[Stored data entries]
======
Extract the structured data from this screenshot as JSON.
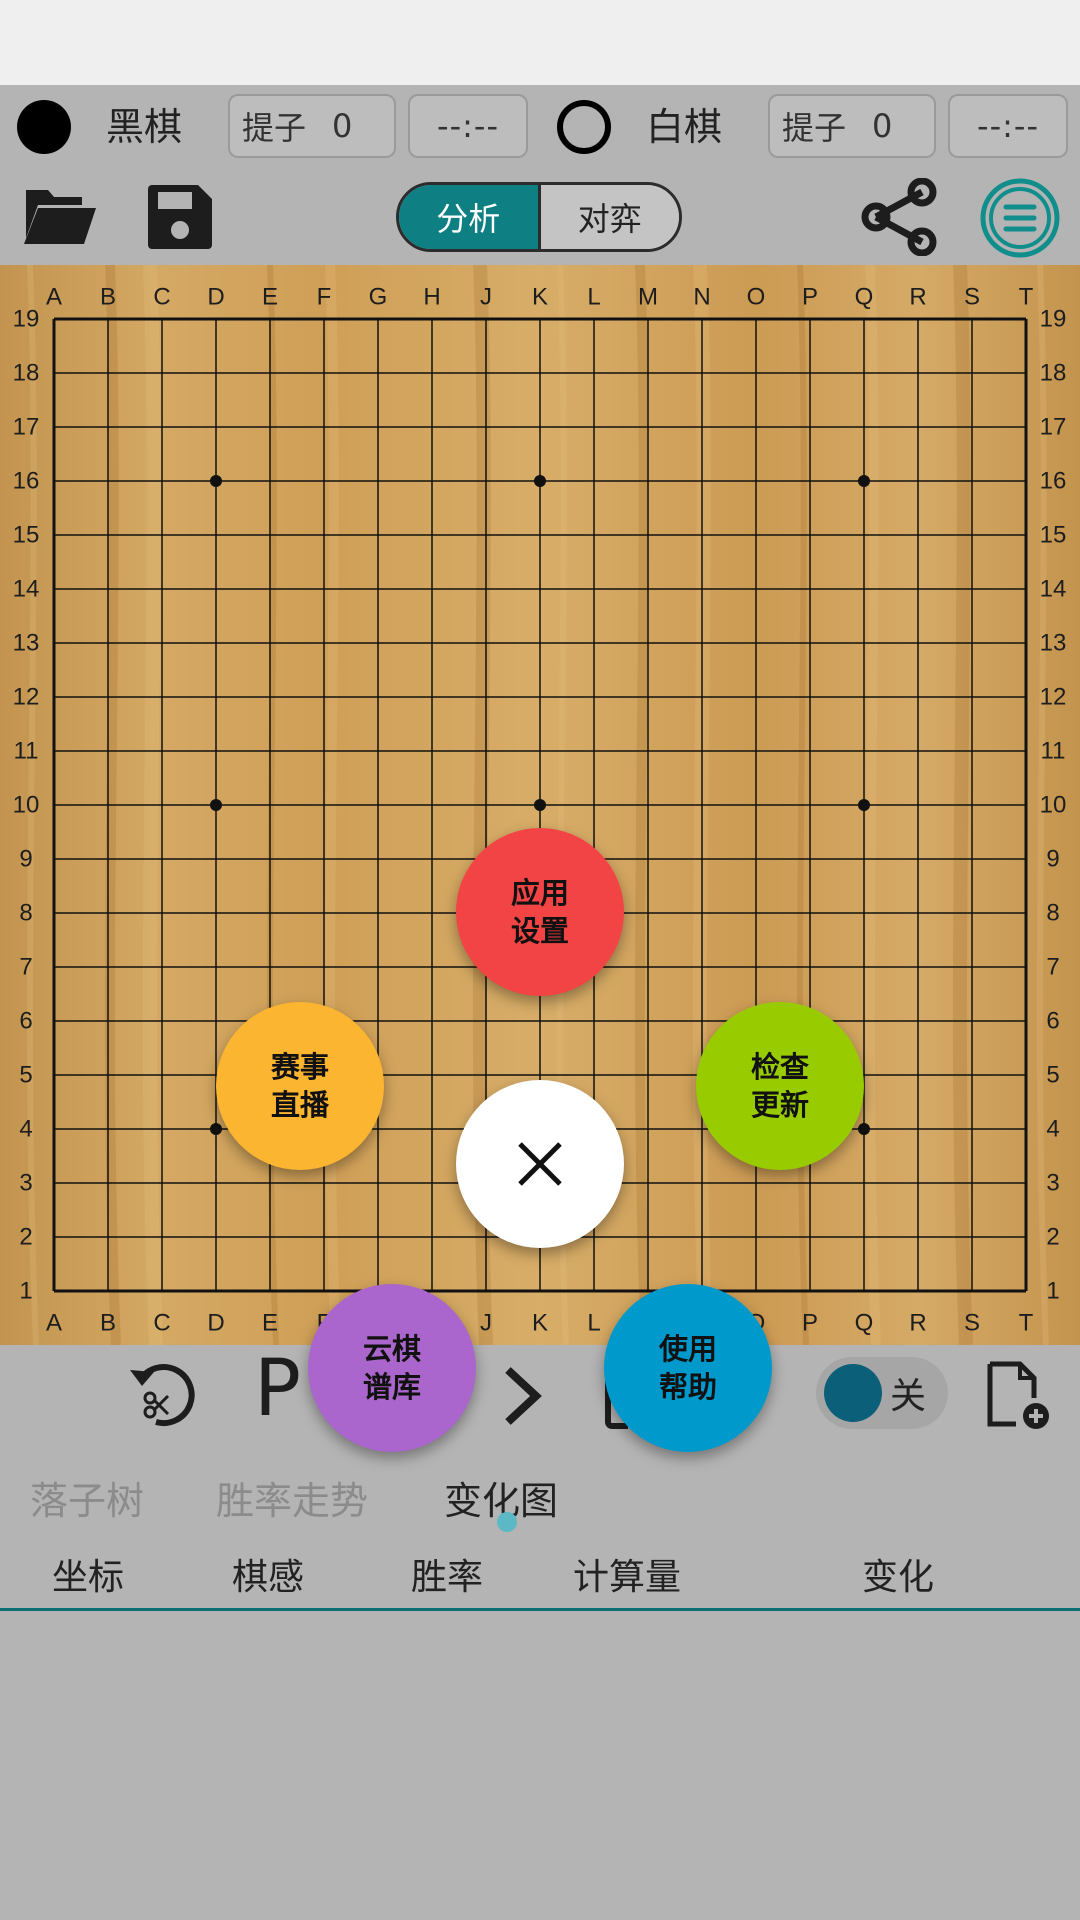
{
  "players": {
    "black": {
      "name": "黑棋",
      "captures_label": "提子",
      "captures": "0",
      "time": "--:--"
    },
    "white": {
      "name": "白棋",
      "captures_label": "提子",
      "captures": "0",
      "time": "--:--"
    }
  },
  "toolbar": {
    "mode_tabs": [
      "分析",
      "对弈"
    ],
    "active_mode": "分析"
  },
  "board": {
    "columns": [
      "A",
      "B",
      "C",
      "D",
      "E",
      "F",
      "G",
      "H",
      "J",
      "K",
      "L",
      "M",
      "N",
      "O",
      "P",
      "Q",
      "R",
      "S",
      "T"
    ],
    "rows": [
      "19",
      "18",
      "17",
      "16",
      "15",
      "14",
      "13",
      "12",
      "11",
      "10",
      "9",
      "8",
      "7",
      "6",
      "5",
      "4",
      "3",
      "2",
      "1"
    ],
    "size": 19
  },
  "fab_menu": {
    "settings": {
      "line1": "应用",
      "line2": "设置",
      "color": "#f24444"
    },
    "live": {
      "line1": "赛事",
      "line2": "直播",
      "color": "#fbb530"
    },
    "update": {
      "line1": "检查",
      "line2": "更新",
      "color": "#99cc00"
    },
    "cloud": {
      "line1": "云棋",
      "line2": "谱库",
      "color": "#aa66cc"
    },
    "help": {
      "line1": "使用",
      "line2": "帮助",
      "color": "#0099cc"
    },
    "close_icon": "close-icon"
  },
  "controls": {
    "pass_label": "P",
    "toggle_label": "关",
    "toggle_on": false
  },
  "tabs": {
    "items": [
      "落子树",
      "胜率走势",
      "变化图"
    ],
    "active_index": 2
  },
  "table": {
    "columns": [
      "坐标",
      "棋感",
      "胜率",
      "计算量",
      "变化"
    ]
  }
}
======
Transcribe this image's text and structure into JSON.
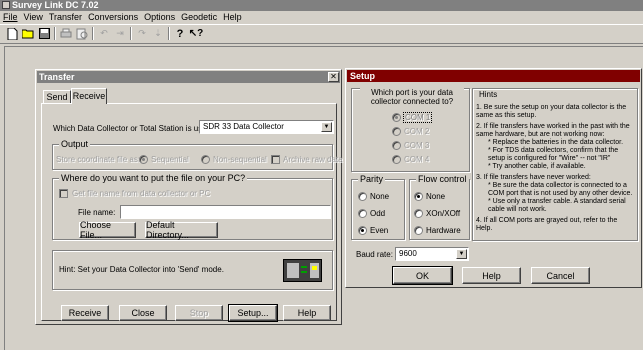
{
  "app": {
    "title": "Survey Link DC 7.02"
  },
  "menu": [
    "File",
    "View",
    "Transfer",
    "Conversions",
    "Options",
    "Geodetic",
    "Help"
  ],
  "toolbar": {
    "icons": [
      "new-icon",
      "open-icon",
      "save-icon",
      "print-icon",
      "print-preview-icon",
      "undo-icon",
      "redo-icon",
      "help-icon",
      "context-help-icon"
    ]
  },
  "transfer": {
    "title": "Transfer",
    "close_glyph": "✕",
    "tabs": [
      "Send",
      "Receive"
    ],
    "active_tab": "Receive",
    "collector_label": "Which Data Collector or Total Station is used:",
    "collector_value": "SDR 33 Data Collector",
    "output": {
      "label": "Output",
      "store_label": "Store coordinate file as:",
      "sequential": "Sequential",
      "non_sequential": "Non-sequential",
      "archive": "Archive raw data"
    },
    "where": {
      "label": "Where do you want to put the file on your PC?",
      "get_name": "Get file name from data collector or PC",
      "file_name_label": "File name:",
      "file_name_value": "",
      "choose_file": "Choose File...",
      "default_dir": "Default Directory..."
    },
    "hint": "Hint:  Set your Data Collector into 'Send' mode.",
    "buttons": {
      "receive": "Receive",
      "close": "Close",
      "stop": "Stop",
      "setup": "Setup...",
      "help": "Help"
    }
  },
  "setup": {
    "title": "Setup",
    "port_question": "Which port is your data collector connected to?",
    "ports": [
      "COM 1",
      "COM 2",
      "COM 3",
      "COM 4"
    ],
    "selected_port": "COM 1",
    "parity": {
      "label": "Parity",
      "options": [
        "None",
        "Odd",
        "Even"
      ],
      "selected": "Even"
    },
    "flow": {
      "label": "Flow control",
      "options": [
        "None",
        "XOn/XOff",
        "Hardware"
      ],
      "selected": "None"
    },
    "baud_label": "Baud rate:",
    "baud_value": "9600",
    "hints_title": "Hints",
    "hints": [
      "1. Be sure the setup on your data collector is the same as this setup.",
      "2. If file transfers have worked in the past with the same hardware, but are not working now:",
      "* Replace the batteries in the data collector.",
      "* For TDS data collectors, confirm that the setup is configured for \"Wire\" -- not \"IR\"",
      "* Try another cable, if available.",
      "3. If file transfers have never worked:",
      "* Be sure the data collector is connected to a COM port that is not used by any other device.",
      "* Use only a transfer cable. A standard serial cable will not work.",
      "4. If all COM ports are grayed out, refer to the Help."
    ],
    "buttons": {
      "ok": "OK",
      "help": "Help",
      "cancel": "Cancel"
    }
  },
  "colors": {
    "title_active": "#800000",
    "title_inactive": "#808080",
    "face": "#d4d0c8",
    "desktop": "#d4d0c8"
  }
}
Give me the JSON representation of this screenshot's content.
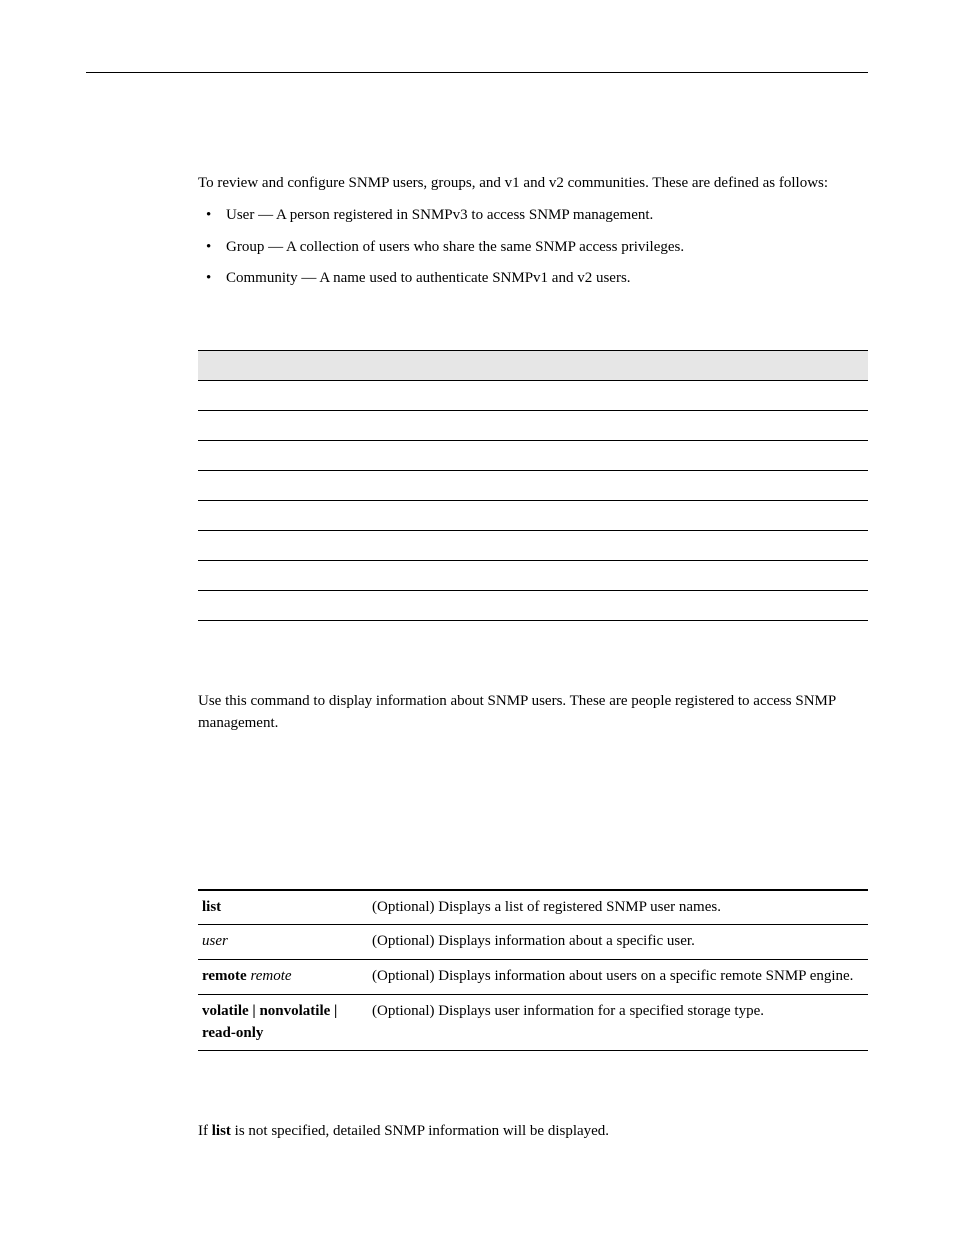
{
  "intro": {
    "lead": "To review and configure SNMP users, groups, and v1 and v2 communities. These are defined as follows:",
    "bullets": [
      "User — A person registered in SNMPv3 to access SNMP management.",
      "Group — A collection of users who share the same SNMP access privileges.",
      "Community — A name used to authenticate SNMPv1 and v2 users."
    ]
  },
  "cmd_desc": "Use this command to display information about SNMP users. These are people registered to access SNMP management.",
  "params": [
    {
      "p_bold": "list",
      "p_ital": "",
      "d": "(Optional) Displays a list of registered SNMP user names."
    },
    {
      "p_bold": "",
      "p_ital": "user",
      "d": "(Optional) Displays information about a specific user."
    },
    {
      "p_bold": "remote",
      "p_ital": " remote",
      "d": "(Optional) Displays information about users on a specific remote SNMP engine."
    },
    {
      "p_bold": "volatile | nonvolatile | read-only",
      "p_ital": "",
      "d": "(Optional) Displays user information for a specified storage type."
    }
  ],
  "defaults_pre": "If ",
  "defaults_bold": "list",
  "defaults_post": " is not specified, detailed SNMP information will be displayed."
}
======
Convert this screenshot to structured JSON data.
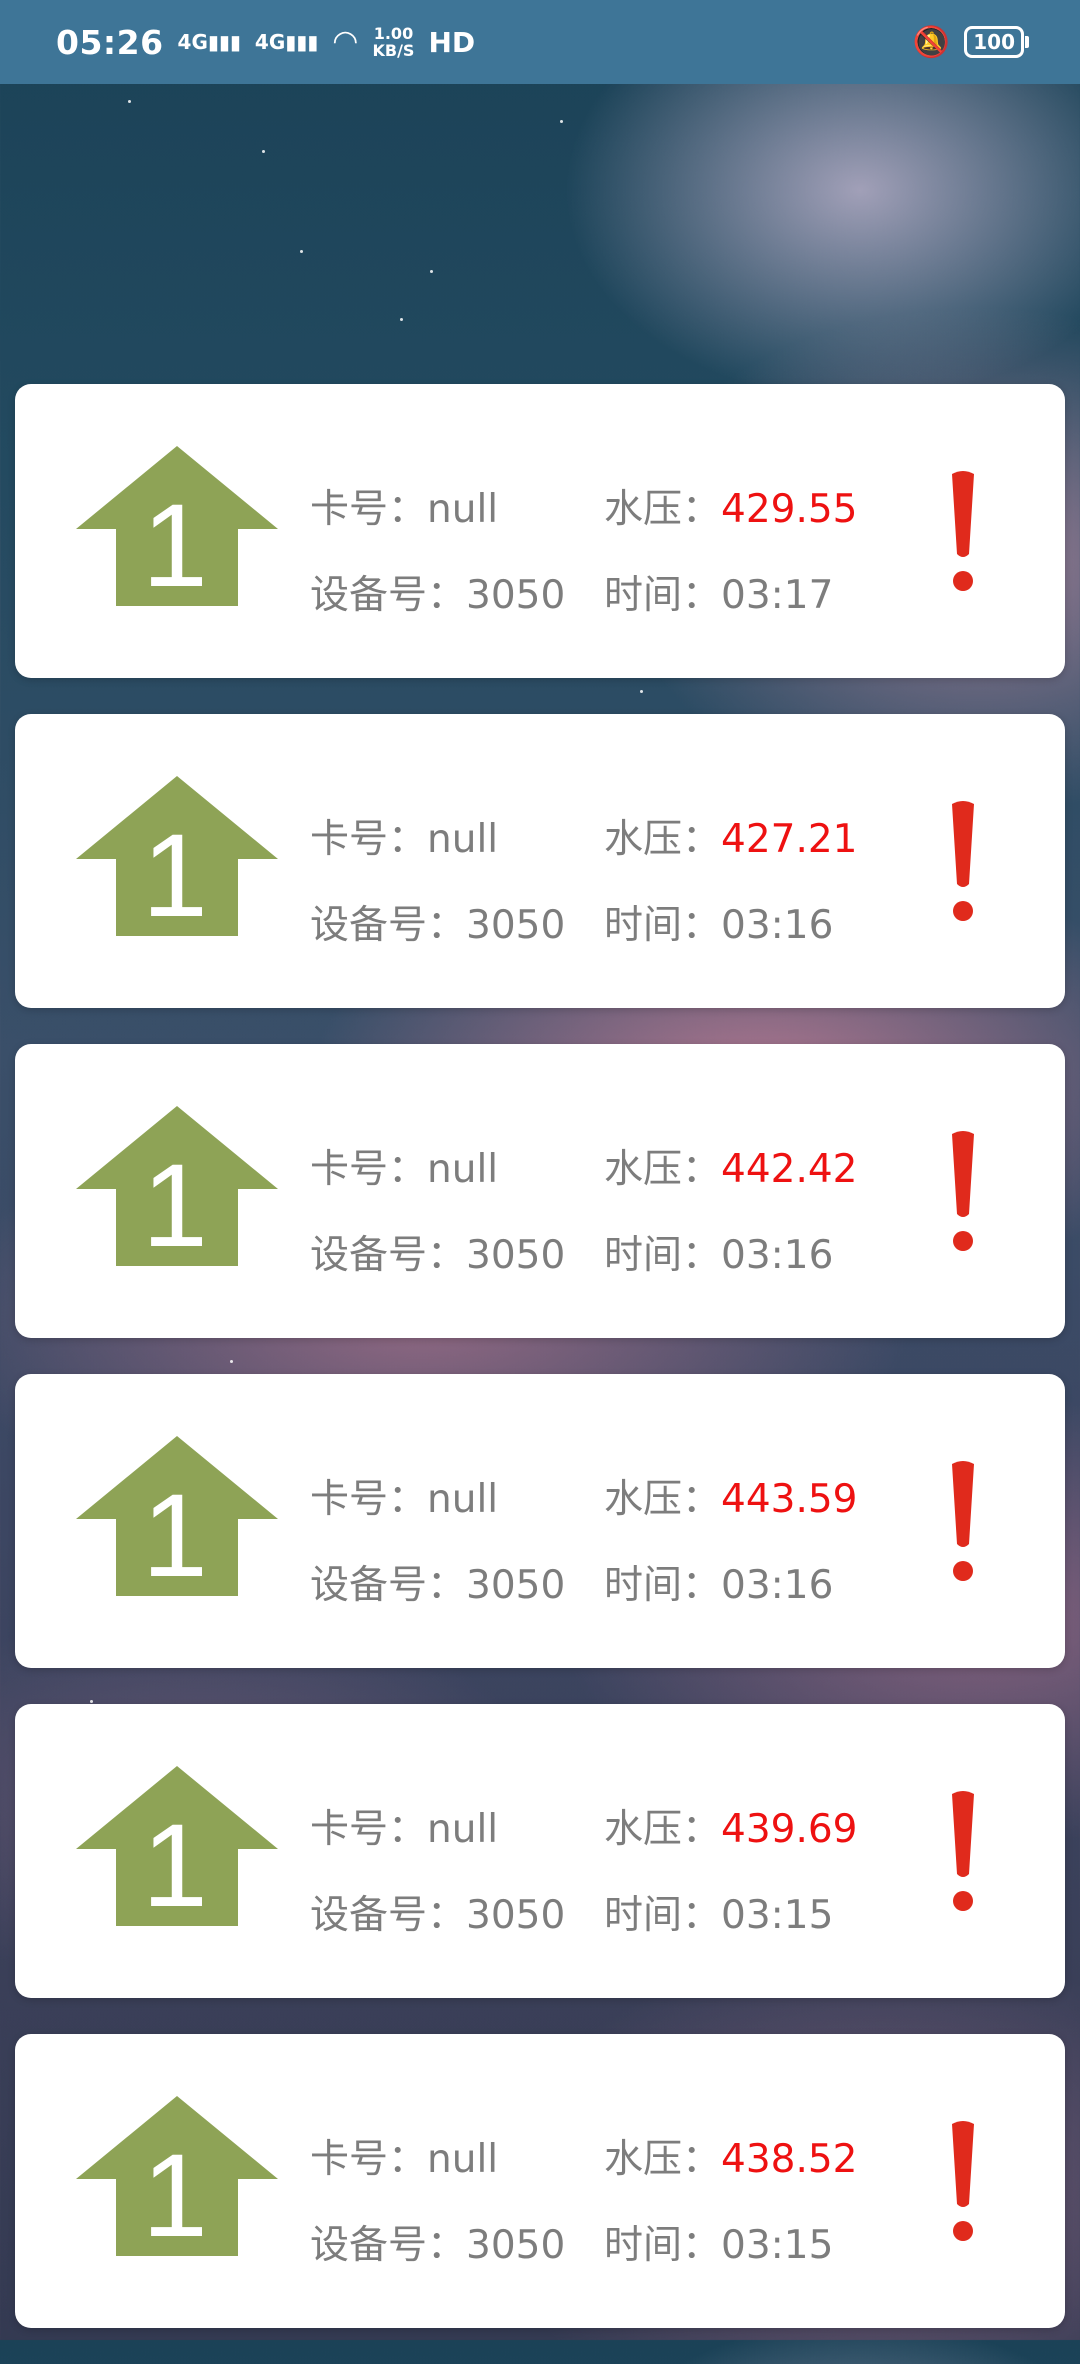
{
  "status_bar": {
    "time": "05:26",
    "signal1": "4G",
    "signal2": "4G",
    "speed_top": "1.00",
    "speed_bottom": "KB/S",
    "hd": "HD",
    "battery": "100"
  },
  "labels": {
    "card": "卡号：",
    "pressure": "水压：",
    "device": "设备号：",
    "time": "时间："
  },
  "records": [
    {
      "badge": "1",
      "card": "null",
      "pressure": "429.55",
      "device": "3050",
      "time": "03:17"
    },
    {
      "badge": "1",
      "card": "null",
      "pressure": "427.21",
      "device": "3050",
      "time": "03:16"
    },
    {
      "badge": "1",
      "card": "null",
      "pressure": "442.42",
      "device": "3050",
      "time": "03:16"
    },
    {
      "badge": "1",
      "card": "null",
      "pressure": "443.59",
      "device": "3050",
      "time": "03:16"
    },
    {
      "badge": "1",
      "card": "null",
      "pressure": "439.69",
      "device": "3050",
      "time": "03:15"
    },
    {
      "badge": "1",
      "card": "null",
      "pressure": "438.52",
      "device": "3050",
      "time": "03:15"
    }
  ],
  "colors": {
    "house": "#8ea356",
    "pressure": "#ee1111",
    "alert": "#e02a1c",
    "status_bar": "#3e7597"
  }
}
======
» PROBLEM STATEMENT
Look through the entries and work out how many lines have the word "Displays" in them; reply with that number only.

» THE RESPONSE
4